What you should do: Without the pictures, can you quote each line below exactly?

** start Extracted records **

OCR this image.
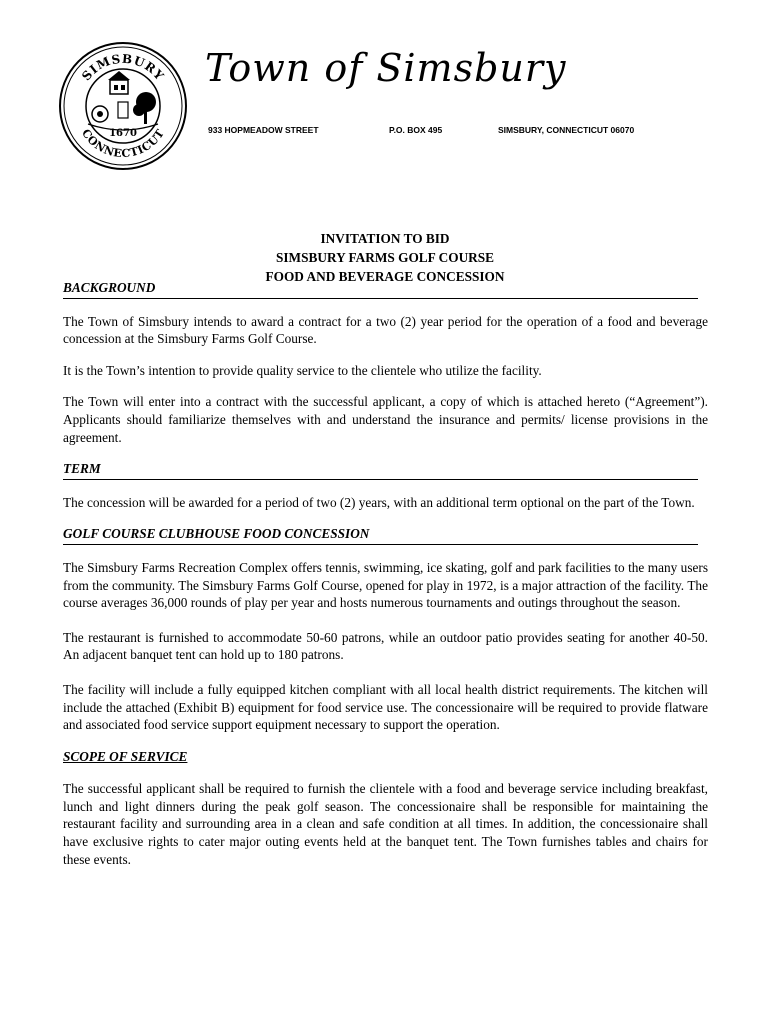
SIMSBURY
CONNECTICUT
1670
Town of Simsbury
933 HOPMEADOW STREET	P.O. BOX 495	SIMSBURY, CONNECTICUT 06070
INVITATION TO BID
SIMSBURY FARMS GOLF COURSE
FOOD AND BEVERAGE CONCESSION
BACKGROUND

The Town of Simsbury intends to award a contract for a two (2) year period for the operation of a food and beverage concession at the Simsbury Farms Golf Course.

It is the Town’s intention to provide quality service to the clientele who utilize the facility.

The Town will enter into a contract with the successful applicant, a copy of which is attached hereto (“Agreement”). Applicants should familiarize themselves with and understand the insurance and permits/ license provisions in the agreement.

TERM

The concession will be awarded for a period of two (2) years, with an additional term optional on the part of the Town.

GOLF COURSE CLUBHOUSE FOOD CONCESSION

The Simsbury Farms Recreation Complex offers tennis, swimming, ice skating, golf and park facilities to the many users from the community. The Simsbury Farms Golf Course, opened for play in 1972, is a major attraction of the facility. The course averages 36,000 rounds of play per year and hosts numerous tournaments and outings throughout the season.

The restaurant is furnished to accommodate 50-60 patrons, while an outdoor patio provides seating for another 40-50. An adjacent banquet tent can hold up to 180 patrons.

The facility will include a fully equipped kitchen compliant with all local health district requirements. The kitchen will include the attached (Exhibit B) equipment for food service use. The concessionaire will be required to provide flatware and associated food service support equipment necessary to support the operation.

SCOPE OF SERVICE

The successful applicant shall be required to furnish the clientele with a food and beverage service including breakfast, lunch and light dinners during the peak golf season. The concessionaire shall be responsible for maintaining the restaurant facility and surrounding area in a clean and safe condition at all times. In addition, the concessionaire shall have exclusive rights to cater major outing events held at the banquet tent. The Town furnishes tables and chairs for these events.
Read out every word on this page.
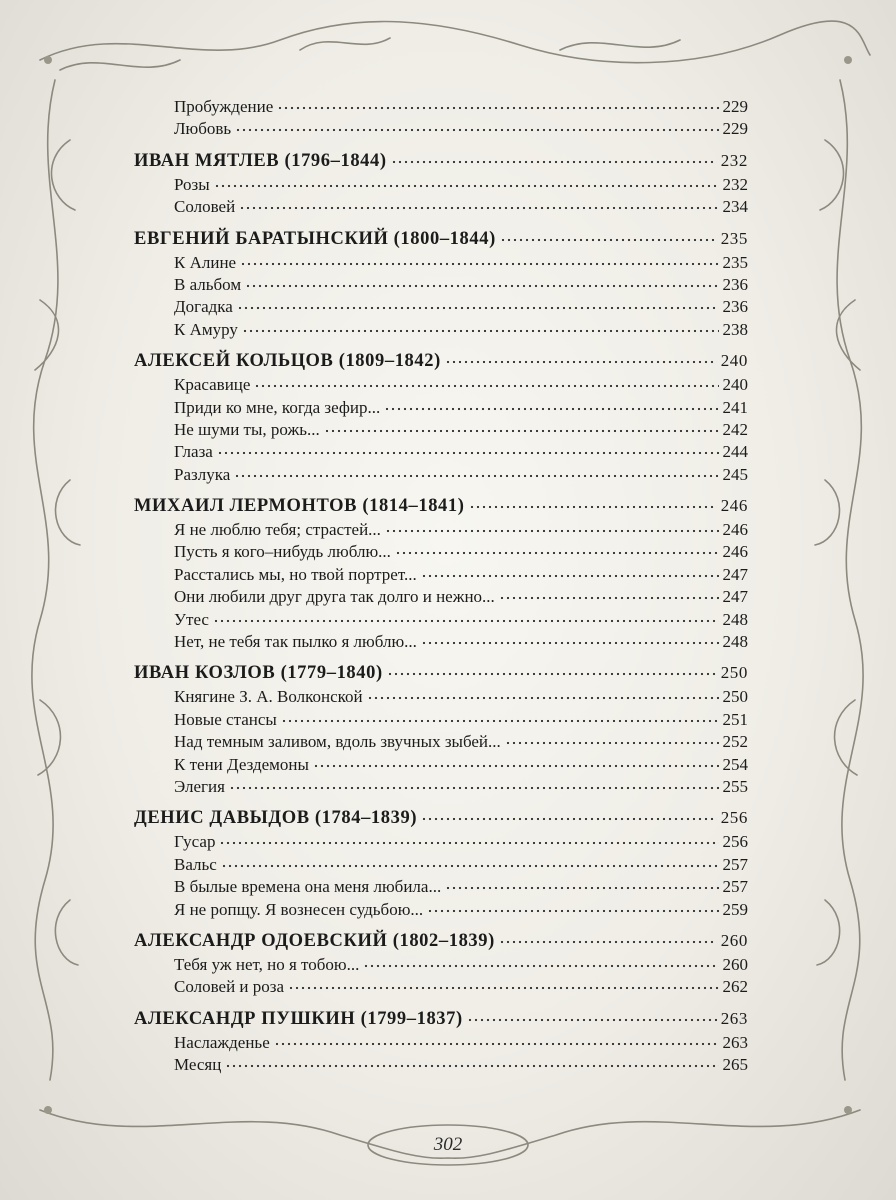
Пробуждение	229
Любовь	229
ИВАН МЯТЛЕВ (1796–1844)	232
Розы	232
Соловей	234
ЕВГЕНИЙ БАРАТЫНСКИЙ (1800–1844)	235
К Алине	235
В альбом	236
Догадка	236
К Амуру	238
АЛЕКСЕЙ КОЛЬЦОВ (1809–1842)	240
Красавице	240
Приди ко мне, когда зефир...	241
Не шуми ты, рожь...	242
Глаза	244
Разлука	245
МИХАИЛ ЛЕРМОНТОВ (1814–1841)	246
Я не люблю тебя; страстей...	246
Пусть я кого–нибудь люблю...	246
Расстались мы, но твой портрет...	247
Они любили друг друга так долго и нежно...	247
Утес	248
Нет, не тебя так пылко я люблю...	248
ИВАН КОЗЛОВ (1779–1840)	250
Княгине З. А. Волконской	250
Новые стансы	251
Над темным заливом, вдоль звучных зыбей...	252
К тени Дездемоны	254
Элегия	255
ДЕНИС ДАВЫДОВ (1784–1839)	256
Гусар	256
Вальс	257
В былые времена она меня любила...	257
Я не ропщу. Я вознесен судьбою...	259
АЛЕКСАНДР ОДОЕВСКИЙ (1802–1839)	260
Тебя уж нет, но я тобою...	260
Соловей и роза	262
АЛЕКСАНДР ПУШКИН (1799–1837)	263
Наслажденье	263
Месяц	265
302
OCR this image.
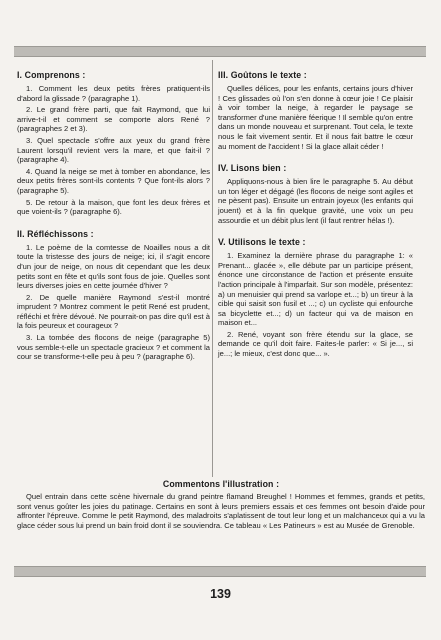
I. Comprenons :

1. Comment les deux petits frères pratiquent-ils d'abord la glissade ? (paragraphe 1).

2. Le grand frère parti, que fait Raymond, que lui arrive-t-il et comment se comporte alors René ? (paragraphes 2 et 3).

3. Quel spectacle s'offre aux yeux du grand frère Laurent lorsqu'il revient vers la mare, et que fait-il ? (paragraphe 4).

4. Quand la neige se met à tomber en abondance, les deux petits frères sont-ils contents ? Que font-ils alors ? (paragraphe 5).

5. De retour à la maison, que font les deux frères et que voient-ils ? (paragraphe 6).

II. Réfléchissons :

1. Le poème de la comtesse de Noailles nous a dit toute la tristesse des jours de neige; ici, il s'agit encore d'un jour de neige, on nous dit cependant que les deux petits sont en fête et qu'ils sont fous de joie. Quelles sont leurs diverses joies en cette journée d'hiver ?

2. De quelle manière Raymond s'est-il montré imprudent ? Montrez comment le petit René est prudent, réfléchi et frère dévoué. Ne pourrait-on pas dire qu'il est à la fois peureux et courageux ?

3. La tombée des flocons de neige (paragraphe 5) vous semble-t-elle un spectacle gracieux ? et comment la cour se transforme-t-elle peu à peu ? (paragraphe 6).

III. Goûtons le texte :

Quelles délices, pour les enfants, certains jours d'hiver ! Ces glissades où l'on s'en donne à cœur joie ! Ce plaisir à voir tomber la neige, à regarder le paysage se transformer d'une manière féerique ! Il semble qu'on entre dans un monde nouveau et surprenant. Tout cela, le texte nous le fait vivement sentir. Et il nous fait battre le cœur au moment de l'accident ! Si la glace allait céder !

IV. Lisons bien :

Appliquons-nous à bien lire le paragraphe 5. Au début un ton léger et dégagé (les flocons de neige sont agiles et ne pèsent pas). Ensuite un entrain joyeux (les enfants qui jouent) et à la fin quelque gravité, une voix un peu assourdie et un débit plus lent (il faut rentrer hélas !).

V. Utilisons le texte :

1. Examinez la dernière phrase du paragraphe 1: « Prenant... glacée », elle débute par un participe présent, énonce une circonstance de l'action et présente ensuite l'action principale à l'imparfait. Sur son modèle, présentez: a) un menuisier qui prend sa varlope et...; b) un tireur à la cible qui saisit son fusil et ...; c) un cycliste qui enfourche sa bicyclette et...; d) un facteur qui va de maison en maison et...

2. René, voyant son frère étendu sur la glace, se demande ce qu'il doit faire. Faites-le parler: « Si je..., si je...; le mieux, c'est donc que... ».

Commentons l'illustration :

Quel entrain dans cette scène hivernale du grand peintre flamand Breughel ! Hommes et femmes, grands et petits, sont venus goûter les joies du patinage. Certains en sont à leurs premiers essais et ces femmes ont besoin d'aide pour affronter l'épreuve. Comme le petit Raymond, des maladroits s'aplatissent de tout leur long et un malchanceux qui a vu la glace céder sous lui prend un bain froid dont il se souviendra. Ce tableau « Les Patineurs » est au Musée de Grenoble.

139
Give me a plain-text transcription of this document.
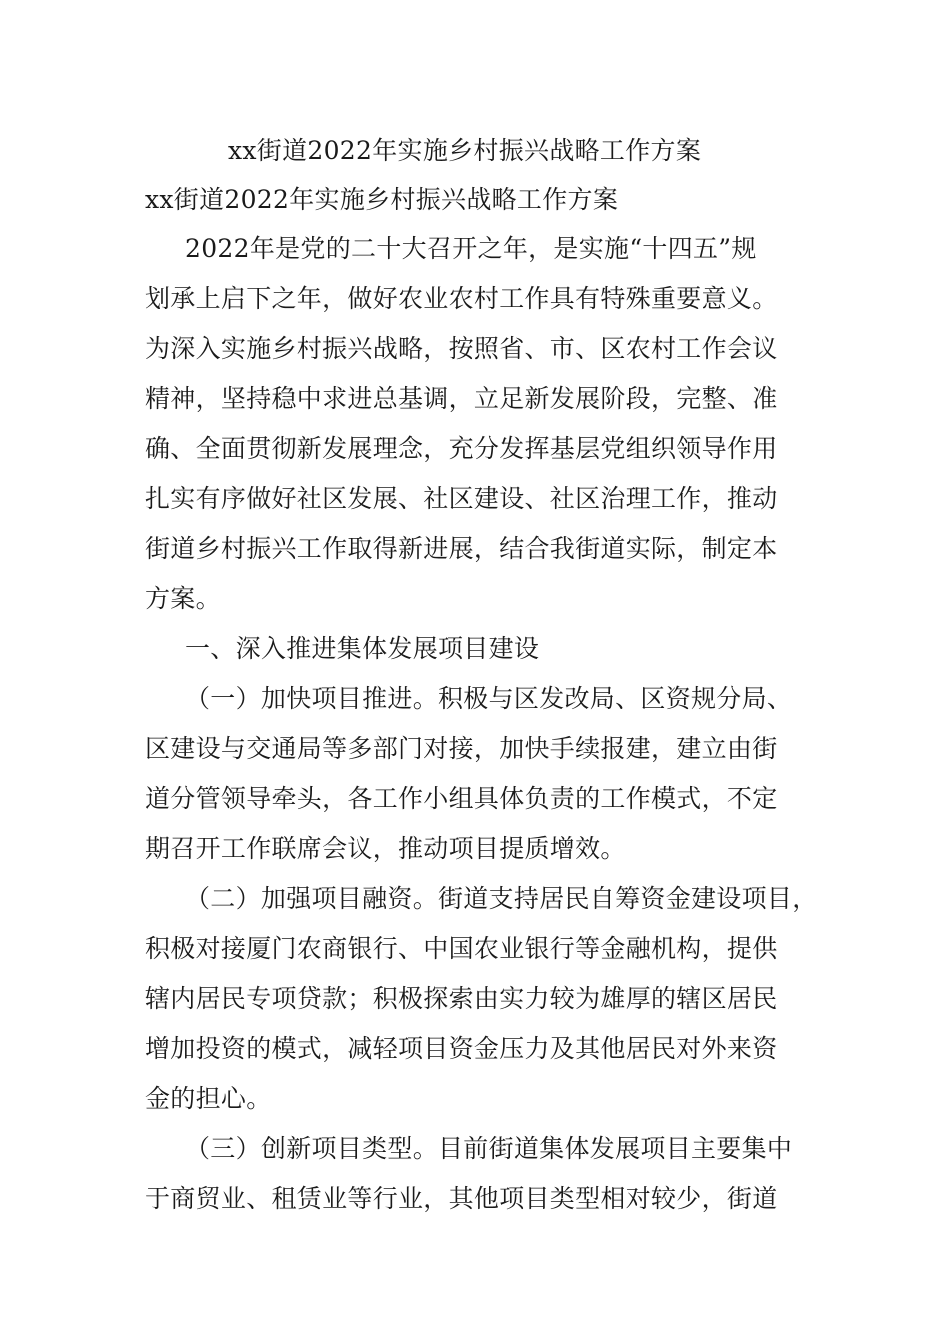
xx街道2022年实施乡村振兴战略工作方案
xx街道2022年实施乡村振兴战略工作方案
2022年是党的二十大召开之年，是实施“十四五”规
划承上启下之年，做好农业农村工作具有特殊重要意义。
为深入实施乡村振兴战略，按照省、市、区农村工作会议
精神，坚持稳中求进总基调，立足新发展阶段，完整、准
确、全面贯彻新发展理念，充分发挥基层党组织领导作用
扎实有序做好社区发展、社区建设、社区治理工作，推动
街道乡村振兴工作取得新进展，结合我街道实际，制定本
方案。
一、深入推进集体发展项目建设
（一）加快项目推进。积极与区发改局、区资规分局、
区建设与交通局等多部门对接，加快手续报建，建立由街
道分管领导牵头，各工作小组具体负责的工作模式，不定
期召开工作联席会议，推动项目提质增效。
（二）加强项目融资。街道支持居民自筹资金建设项目，
积极对接厦门农商银行、中国农业银行等金融机构，提供
辖内居民专项贷款；积极探索由实力较为雄厚的辖区居民
增加投资的模式，减轻项目资金压力及其他居民对外来资
金的担心。
（三）创新项目类型。目前街道集体发展项目主要集中
于商贸业、租赁业等行业，其他项目类型相对较少，街道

** end Extracted records **

Result of the task:
OCR this image.
SIMSBURY
CONNECTICUT
1670
Town of Simsbury
933 HOPMEADOW STREET	P.O. BOX 495	SIMSBURY, CONNECTICUT 06070
INVITATION TO BID
SIMSBURY FARMS GOLF COURSE
FOOD AND BEVERAGE CONCESSION
BACKGROUND

The Town of Simsbury intends to award a contract for a two (2) year period for the operation of a food and beverage concession at the Simsbury Farms Golf Course.

It is the Town’s intention to provide quality service to the clientele who utilize the facility.

The Town will enter into a contract with the successful applicant, a copy of which is attached hereto (“Agreement”). Applicants should familiarize themselves with and understand the insurance and permits/ license provisions in the agreement.

TERM

The concession will be awarded for a period of two (2) years, with an additional term optional on the part of the Town.

GOLF COURSE CLUBHOUSE FOOD CONCESSION

The Simsbury Farms Recreation Complex offers tennis, swimming, ice skating, golf and park facilities to the many users from the community. The Simsbury Farms Golf Course, opened for play in 1972, is a major attraction of the facility. The course averages 36,000 rounds of play per year and hosts numerous tournaments and outings throughout the season.

The restaurant is furnished to accommodate 50-60 patrons, while an outdoor patio provides seating for another 40-50. An adjacent banquet tent can hold up to 180 patrons.

The facility will include a fully equipped kitchen compliant with all local health district requirements. The kitchen will include the attached (Exhibit B) equipment for food service use. The concessionaire will be required to provide flatware and associated food service support equipment necessary to support the operation.

SCOPE OF SERVICE

The successful applicant shall be required to furnish the clientele with a food and beverage service including breakfast, lunch and light dinners during the peak golf season. The concessionaire shall be responsible for maintaining the restaurant facility and surrounding area in a clean and safe condition at all times. In addition, the concessionaire shall have exclusive rights to cater major outing events held at the banquet tent. The Town furnishes tables and chairs for these events.
Read out every word on this page.
Пробуждение	229
Любовь	229
ИВАН МЯТЛЕВ (1796–1844)	232
Розы	232
Соловей	234
ЕВГЕНИЙ БАРАТЫНСКИЙ (1800–1844)	235
К Алине	235
В альбом	236
Догадка	236
К Амуру	238
АЛЕКСЕЙ КОЛЬЦОВ (1809–1842)	240
Красавице	240
Приди ко мне, когда зефир...	241
Не шуми ты, рожь...	242
Глаза	244
Разлука	245
МИХАИЛ ЛЕРМОНТОВ (1814–1841)	246
Я не люблю тебя; страстей...	246
Пусть я кого–нибудь люблю...	246
Расстались мы, но твой портрет...	247
Они любили друг друга так долго и нежно...	247
Утес	248
Нет, не тебя так пылко я люблю...	248
ИВАН КОЗЛОВ (1779–1840)	250
Княгине З. А. Волконской	250
Новые стансы	251
Над темным заливом, вдоль звучных зыбей...	252
К тени Дездемоны	254
Элегия	255
ДЕНИС ДАВЫДОВ (1784–1839)	256
Гусар	256
Вальс	257
В былые времена она меня любила...	257
Я не ропщу. Я вознесен судьбою...	259
АЛЕКСАНДР ОДОЕВСКИЙ (1802–1839)	260
Тебя уж нет, но я тобою...	260
Соловей и роза	262
АЛЕКСАНДР ПУШКИН (1799–1837)	263
Наслажденье	263
Месяц	265
302
OCR this image.
I. Comprenons :

1. Comment les deux petits frères pratiquent-ils d'abord la glissade ? (paragraphe 1).

2. Le grand frère parti, que fait Raymond, que lui arrive-t-il et comment se comporte alors René ? (paragraphes 2 et 3).

3. Quel spectacle s'offre aux yeux du grand frère Laurent lorsqu'il revient vers la mare, et que fait-il ? (paragraphe 4).

4. Quand la neige se met à tomber en abondance, les deux petits frères sont-ils contents ? Que font-ils alors ? (paragraphe 5).

5. De retour à la maison, que font les deux frères et que voient-ils ? (paragraphe 6).

II. Réfléchissons :

1. Le poème de la comtesse de Noailles nous a dit toute la tristesse des jours de neige; ici, il s'agit encore d'un jour de neige, on nous dit cependant que les deux petits sont en fête et qu'ils sont fous de joie. Quelles sont leurs diverses joies en cette journée d'hiver ?

2. De quelle manière Raymond s'est-il montré imprudent ? Montrez comment le petit René est prudent, réfléchi et frère dévoué. Ne pourrait-on pas dire qu'il est à la fois peureux et courageux ?

3. La tombée des flocons de neige (paragraphe 5) vous semble-t-elle un spectacle gracieux ? et comment la cour se transforme-t-elle peu à peu ? (paragraphe 6).

III. Goûtons le texte :

Quelles délices, pour les enfants, certains jours d'hiver ! Ces glissades où l'on s'en donne à cœur joie ! Ce plaisir à voir tomber la neige, à regarder le paysage se transformer d'une manière féerique ! Il semble qu'on entre dans un monde nouveau et surprenant. Tout cela, le texte nous le fait vivement sentir. Et il nous fait battre le cœur au moment de l'accident ! Si la glace allait céder !

IV. Lisons bien :

Appliquons-nous à bien lire le paragraphe 5. Au début un ton léger et dégagé (les flocons de neige sont agiles et ne pèsent pas). Ensuite un entrain joyeux (les enfants qui jouent) et à la fin quelque gravité, une voix un peu assourdie et un débit plus lent (il faut rentrer hélas !).

V. Utilisons le texte :

1. Examinez la dernière phrase du paragraphe 1: « Prenant... glacée », elle débute par un participe présent, énonce une circonstance de l'action et présente ensuite l'action principale à l'imparfait. Sur son modèle, présentez: a) un menuisier qui prend sa varlope et...; b) un tireur à la cible qui saisit son fusil et ...; c) un cycliste qui enfourche sa bicyclette et...; d) un facteur qui va de maison en maison et...

2. René, voyant son frère étendu sur la glace, se demande ce qu'il doit faire. Faites-le parler: « Si je..., si je...; le mieux, c'est donc que... ».

Commentons l'illustration :

Quel entrain dans cette scène hivernale du grand peintre flamand Breughel ! Hommes et femmes, grands et petits, sont venus goûter les joies du patinage. Certains en sont à leurs premiers essais et ces femmes ont besoin d'aide pour affronter l'épreuve. Comme le petit Raymond, des maladroits s'aplatissent de tout leur long et un malchanceux qui a vu la glace céder sous lui prend un bain froid dont il se souviendra. Ce tableau « Les Patineurs » est au Musée de Grenoble.

139
Give me a plain-text transcription of this document.
xx街道2022年实施乡村振兴战略工作方案
xx街道2022年实施乡村振兴战略工作方案
2022年是党的二十大召开之年，是实施“十四五”规
划承上启下之年，做好农业农村工作具有特殊重要意义。
为深入实施乡村振兴战略，按照省、市、区农村工作会议
精神，坚持稳中求进总基调，立足新发展阶段，完整、准
确、全面贯彻新发展理念，充分发挥基层党组织领导作用
扎实有序做好社区发展、社区建设、社区治理工作，推动
街道乡村振兴工作取得新进展，结合我街道实际，制定本
方案。
一、深入推进集体发展项目建设
（一）加快项目推进。积极与区发改局、区资规分局、
区建设与交通局等多部门对接，加快手续报建，建立由街
道分管领导牵头，各工作小组具体负责的工作模式，不定
期召开工作联席会议，推动项目提质增效。
（二）加强项目融资。街道支持居民自筹资金建设项目，
积极对接厦门农商银行、中国农业银行等金融机构，提供
辖内居民专项贷款；积极探索由实力较为雄厚的辖区居民
增加投资的模式，减轻项目资金压力及其他居民对外来资
金的担心。
（三）创新项目类型。目前街道集体发展项目主要集中
于商贸业、租赁业等行业，其他项目类型相对较少，街道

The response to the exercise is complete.